Request: Set down every entry word for word. Omit the pictures.

Material provided:
--*--
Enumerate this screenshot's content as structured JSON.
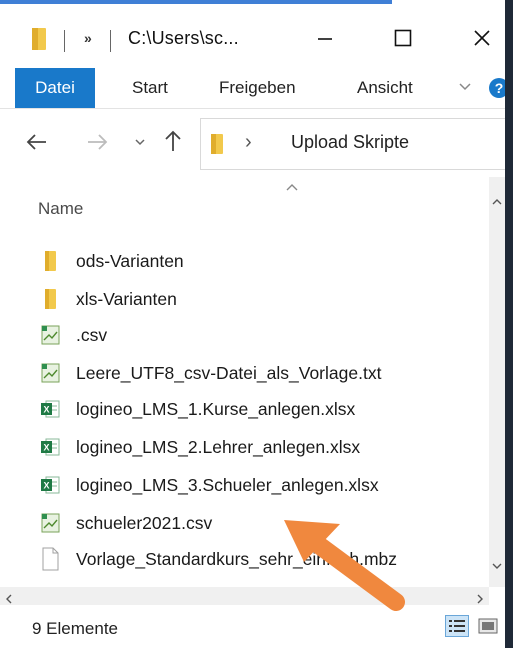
{
  "window": {
    "title": "C:\\Users\\sc...",
    "qat_more": "»"
  },
  "ribbon": {
    "tabs": [
      {
        "label": "Datei",
        "active": true
      },
      {
        "label": "Start",
        "active": false
      },
      {
        "label": "Freigeben",
        "active": false
      },
      {
        "label": "Ansicht",
        "active": false
      }
    ]
  },
  "address": {
    "separator": "›",
    "current_folder": "Upload Skripte"
  },
  "list": {
    "column_header": "Name",
    "files": [
      {
        "name": "ods-Varianten",
        "icon": "folder-icon"
      },
      {
        "name": "xls-Varianten",
        "icon": "folder-icon"
      },
      {
        "name": ".csv",
        "icon": "csv-file-icon"
      },
      {
        "name": "Leere_UTF8_csv-Datei_als_Vorlage.txt",
        "icon": "csv-file-icon"
      },
      {
        "name": "logineo_LMS_1.Kurse_anlegen.xlsx",
        "icon": "excel-file-icon"
      },
      {
        "name": "logineo_LMS_2.Lehrer_anlegen.xlsx",
        "icon": "excel-file-icon"
      },
      {
        "name": "logineo_LMS_3.Schueler_anlegen.xlsx",
        "icon": "excel-file-icon"
      },
      {
        "name": "schueler2021.csv",
        "icon": "csv-file-icon"
      },
      {
        "name": "Vorlage_Standardkurs_sehr_einfach.mbz",
        "icon": "blank-file-icon"
      }
    ]
  },
  "status": {
    "item_count": "9 Elemente"
  },
  "colors": {
    "accent": "#1979ca",
    "folder": "#f2c94c",
    "excel": "#1f7a45",
    "annotation_arrow": "#f0883e"
  }
}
--*--
Exercise solution:
Enumerate this screenshot's content as structured JSON.
{
  "window": {
    "title": "C:\\Users\\sc...",
    "qat_more": "»"
  },
  "ribbon": {
    "tabs": [
      {
        "label": "Datei",
        "active": true
      },
      {
        "label": "Start",
        "active": false
      },
      {
        "label": "Freigeben",
        "active": false
      },
      {
        "label": "Ansicht",
        "active": false
      }
    ]
  },
  "address": {
    "separator": "›",
    "current_folder": "Upload Skripte"
  },
  "list": {
    "column_header": "Name",
    "files": [
      {
        "name": "ods-Varianten",
        "icon": "folder-icon"
      },
      {
        "name": "xls-Varianten",
        "icon": "folder-icon"
      },
      {
        "name": ".csv",
        "icon": "csv-file-icon"
      },
      {
        "name": "Leere_UTF8_csv-Datei_als_Vorlage.txt",
        "icon": "csv-file-icon"
      },
      {
        "name": "logineo_LMS_1.Kurse_anlegen.xlsx",
        "icon": "excel-file-icon"
      },
      {
        "name": "logineo_LMS_2.Lehrer_anlegen.xlsx",
        "icon": "excel-file-icon"
      },
      {
        "name": "logineo_LMS_3.Schueler_anlegen.xlsx",
        "icon": "excel-file-icon"
      },
      {
        "name": "schueler2021.csv",
        "icon": "csv-file-icon"
      },
      {
        "name": "Vorlage_Standardkurs_sehr_einfach.mbz",
        "icon": "blank-file-icon"
      }
    ]
  },
  "status": {
    "item_count": "9 Elemente"
  },
  "colors": {
    "accent": "#1979ca",
    "folder": "#f2c94c",
    "excel": "#1f7a45",
    "annotation_arrow": "#f0883e"
  }
}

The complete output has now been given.